## [Listed records]
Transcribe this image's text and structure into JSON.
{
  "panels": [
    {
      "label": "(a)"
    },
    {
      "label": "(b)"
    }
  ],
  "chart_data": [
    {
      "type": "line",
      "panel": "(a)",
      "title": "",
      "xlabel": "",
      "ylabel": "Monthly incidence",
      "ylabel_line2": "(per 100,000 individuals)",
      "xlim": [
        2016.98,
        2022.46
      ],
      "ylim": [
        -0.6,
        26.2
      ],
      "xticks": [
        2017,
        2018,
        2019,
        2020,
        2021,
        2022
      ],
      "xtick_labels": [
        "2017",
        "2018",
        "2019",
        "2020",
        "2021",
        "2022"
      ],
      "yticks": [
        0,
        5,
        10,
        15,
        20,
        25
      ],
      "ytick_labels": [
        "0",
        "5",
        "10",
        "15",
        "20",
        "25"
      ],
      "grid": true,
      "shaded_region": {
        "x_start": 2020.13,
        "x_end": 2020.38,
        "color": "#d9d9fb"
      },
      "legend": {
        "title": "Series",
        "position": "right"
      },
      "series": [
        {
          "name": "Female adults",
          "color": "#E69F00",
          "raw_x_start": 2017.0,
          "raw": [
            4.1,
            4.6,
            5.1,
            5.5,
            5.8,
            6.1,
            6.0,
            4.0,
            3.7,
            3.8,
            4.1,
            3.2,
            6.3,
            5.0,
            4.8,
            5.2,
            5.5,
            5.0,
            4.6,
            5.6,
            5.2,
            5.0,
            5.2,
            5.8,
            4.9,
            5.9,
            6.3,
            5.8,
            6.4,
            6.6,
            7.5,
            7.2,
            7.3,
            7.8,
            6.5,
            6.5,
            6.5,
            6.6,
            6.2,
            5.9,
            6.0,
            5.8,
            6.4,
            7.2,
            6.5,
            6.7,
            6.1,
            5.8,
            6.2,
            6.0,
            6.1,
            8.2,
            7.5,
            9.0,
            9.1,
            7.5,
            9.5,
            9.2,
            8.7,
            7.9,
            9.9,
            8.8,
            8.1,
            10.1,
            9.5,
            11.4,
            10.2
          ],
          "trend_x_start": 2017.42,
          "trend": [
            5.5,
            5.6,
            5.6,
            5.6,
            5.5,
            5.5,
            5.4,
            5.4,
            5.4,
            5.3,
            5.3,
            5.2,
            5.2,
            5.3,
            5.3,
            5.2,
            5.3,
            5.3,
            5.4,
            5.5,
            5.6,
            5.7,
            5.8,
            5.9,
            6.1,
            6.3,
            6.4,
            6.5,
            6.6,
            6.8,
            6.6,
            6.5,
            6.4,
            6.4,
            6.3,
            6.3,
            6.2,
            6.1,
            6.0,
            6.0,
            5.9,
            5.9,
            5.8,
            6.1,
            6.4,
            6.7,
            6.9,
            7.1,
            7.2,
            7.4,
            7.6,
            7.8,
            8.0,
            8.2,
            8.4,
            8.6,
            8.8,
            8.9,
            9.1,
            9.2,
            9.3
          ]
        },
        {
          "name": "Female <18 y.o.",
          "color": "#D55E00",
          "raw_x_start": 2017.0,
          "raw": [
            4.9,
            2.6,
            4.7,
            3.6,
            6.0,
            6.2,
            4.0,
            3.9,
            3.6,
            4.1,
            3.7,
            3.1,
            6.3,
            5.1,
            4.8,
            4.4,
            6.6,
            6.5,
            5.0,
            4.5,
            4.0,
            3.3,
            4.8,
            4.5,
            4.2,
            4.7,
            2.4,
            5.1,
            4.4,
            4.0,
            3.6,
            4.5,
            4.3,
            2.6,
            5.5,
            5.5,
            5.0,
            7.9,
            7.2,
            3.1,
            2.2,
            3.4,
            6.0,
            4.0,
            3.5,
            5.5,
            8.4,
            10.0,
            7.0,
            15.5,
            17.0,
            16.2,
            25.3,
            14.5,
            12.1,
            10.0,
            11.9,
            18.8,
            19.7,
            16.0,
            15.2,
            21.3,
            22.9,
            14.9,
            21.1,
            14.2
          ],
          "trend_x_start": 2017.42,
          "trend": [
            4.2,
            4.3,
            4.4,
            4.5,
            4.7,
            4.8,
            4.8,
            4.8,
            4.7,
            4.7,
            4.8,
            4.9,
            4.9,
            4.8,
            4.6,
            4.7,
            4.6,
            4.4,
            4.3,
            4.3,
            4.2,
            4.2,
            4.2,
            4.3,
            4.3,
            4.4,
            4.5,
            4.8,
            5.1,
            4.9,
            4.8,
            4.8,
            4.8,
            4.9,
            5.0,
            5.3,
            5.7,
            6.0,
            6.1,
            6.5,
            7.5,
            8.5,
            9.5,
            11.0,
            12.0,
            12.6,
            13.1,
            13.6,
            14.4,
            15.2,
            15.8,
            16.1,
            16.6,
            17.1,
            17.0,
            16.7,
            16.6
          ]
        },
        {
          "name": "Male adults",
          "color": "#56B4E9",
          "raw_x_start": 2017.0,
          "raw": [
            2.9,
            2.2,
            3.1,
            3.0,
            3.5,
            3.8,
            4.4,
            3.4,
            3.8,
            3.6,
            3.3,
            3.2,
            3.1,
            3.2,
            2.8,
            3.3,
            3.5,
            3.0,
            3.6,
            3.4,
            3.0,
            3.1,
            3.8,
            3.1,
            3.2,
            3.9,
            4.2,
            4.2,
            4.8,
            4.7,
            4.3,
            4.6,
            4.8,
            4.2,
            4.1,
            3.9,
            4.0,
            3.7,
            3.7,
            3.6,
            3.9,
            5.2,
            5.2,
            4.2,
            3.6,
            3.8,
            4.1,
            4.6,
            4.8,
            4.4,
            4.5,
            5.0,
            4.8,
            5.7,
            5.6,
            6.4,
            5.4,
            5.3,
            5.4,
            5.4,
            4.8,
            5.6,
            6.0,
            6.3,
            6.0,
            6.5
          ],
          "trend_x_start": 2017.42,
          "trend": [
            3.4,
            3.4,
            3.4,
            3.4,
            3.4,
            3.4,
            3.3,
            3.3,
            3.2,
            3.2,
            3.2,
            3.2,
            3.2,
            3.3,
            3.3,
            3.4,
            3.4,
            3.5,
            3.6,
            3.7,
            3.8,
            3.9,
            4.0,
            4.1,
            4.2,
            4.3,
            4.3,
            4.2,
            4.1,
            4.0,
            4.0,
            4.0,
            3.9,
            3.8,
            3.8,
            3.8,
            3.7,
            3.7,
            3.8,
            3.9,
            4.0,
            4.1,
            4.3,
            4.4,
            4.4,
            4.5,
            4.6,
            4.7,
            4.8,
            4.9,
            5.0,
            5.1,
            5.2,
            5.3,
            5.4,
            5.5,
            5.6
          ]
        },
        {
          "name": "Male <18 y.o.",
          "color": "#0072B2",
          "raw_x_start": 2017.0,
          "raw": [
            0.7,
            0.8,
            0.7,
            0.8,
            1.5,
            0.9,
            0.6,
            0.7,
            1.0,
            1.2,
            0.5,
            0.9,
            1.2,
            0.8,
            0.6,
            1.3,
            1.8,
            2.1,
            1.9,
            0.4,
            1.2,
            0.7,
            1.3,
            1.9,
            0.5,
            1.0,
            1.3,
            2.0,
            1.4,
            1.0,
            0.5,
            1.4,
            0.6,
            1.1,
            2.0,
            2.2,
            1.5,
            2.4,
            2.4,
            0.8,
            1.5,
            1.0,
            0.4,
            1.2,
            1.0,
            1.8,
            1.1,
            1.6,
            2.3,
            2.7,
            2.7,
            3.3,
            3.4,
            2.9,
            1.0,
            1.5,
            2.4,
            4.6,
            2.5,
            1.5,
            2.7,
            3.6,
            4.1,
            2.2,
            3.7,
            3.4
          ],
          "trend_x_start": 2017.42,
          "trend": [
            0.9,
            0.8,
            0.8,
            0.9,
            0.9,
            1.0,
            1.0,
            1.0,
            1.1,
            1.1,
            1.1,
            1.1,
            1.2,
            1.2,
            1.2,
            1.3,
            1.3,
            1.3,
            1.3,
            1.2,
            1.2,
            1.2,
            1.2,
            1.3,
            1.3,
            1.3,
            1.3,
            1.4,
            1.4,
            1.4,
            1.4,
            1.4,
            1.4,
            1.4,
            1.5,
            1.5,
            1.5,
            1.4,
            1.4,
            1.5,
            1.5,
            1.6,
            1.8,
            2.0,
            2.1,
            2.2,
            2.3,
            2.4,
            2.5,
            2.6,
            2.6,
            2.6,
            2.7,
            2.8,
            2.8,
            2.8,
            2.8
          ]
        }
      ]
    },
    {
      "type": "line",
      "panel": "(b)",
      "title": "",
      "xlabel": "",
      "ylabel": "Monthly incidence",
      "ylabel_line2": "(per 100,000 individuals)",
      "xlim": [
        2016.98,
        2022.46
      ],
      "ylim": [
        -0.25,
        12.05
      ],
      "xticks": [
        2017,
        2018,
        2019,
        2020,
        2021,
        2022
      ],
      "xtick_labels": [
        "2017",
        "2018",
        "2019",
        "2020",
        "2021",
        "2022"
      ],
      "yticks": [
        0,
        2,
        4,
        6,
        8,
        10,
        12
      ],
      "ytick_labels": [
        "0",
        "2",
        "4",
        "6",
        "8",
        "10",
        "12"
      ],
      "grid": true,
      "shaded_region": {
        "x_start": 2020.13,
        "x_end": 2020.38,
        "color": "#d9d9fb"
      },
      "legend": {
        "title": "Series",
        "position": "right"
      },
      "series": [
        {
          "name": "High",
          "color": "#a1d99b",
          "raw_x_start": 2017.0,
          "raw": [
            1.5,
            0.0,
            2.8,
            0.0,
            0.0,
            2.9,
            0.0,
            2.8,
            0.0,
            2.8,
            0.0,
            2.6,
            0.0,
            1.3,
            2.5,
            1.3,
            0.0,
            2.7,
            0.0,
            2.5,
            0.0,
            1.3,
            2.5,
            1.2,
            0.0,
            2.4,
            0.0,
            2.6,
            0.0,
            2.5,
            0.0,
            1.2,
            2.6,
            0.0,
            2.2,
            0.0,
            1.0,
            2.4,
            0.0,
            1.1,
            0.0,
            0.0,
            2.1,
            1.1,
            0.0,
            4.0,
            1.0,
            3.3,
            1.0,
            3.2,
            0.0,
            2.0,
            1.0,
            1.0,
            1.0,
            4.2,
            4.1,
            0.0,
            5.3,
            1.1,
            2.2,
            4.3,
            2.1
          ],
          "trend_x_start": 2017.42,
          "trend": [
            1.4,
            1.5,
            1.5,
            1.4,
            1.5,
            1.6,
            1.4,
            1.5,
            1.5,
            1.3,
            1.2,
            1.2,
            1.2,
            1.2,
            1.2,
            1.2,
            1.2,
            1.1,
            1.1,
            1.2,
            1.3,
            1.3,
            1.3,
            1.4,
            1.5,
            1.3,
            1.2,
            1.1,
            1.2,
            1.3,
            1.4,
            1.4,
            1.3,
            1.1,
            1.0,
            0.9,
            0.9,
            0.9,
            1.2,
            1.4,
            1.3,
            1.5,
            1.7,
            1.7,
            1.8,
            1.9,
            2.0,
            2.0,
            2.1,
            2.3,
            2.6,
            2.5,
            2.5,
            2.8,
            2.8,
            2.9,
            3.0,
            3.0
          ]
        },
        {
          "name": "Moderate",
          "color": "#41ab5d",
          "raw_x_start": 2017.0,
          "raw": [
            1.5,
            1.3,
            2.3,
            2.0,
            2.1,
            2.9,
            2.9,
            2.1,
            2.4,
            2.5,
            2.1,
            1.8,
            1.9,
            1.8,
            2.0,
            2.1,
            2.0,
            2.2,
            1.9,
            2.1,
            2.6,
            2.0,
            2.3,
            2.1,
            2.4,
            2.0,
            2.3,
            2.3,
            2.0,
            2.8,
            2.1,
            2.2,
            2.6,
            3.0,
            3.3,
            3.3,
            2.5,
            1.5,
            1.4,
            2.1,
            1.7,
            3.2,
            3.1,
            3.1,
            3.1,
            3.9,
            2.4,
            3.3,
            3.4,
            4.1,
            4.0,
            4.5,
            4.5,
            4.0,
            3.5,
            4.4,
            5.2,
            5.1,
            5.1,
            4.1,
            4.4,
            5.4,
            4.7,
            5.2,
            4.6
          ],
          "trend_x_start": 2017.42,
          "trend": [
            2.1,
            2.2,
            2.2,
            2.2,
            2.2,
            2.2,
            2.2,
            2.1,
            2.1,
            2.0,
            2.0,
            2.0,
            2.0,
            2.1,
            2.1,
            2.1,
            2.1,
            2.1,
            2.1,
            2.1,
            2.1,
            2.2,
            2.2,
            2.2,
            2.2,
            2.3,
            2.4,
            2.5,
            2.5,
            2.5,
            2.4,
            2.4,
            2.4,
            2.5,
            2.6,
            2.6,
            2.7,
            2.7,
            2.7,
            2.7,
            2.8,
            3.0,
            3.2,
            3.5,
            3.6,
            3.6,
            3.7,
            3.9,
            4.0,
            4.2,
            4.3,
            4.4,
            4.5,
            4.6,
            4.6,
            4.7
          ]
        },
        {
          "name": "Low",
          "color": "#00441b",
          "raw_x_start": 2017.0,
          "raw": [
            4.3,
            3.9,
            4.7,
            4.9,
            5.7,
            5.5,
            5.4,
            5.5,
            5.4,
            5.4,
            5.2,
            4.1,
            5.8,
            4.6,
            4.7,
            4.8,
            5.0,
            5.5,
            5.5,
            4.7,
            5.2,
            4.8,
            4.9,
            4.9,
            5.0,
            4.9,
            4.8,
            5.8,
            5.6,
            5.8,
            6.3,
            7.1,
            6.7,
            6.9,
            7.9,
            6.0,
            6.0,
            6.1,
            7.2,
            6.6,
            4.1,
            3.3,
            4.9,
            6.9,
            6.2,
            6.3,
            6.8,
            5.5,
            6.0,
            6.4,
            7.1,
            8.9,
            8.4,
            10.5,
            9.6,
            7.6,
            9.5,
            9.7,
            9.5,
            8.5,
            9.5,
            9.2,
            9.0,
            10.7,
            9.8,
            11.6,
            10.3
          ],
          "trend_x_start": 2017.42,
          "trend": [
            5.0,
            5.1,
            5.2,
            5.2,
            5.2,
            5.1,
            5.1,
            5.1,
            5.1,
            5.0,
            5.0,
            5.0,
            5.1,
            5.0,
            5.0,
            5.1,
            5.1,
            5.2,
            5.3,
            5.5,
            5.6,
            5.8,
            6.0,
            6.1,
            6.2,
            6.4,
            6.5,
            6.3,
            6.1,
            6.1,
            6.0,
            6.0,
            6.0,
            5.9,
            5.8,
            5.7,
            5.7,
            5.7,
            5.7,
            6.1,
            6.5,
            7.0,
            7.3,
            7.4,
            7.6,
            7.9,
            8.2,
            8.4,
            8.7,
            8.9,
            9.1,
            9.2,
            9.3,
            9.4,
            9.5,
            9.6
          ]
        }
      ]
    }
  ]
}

## [The task]
Only the count is wanted: report how many lines of the material above hold the word "adults".

## [Full answer]
2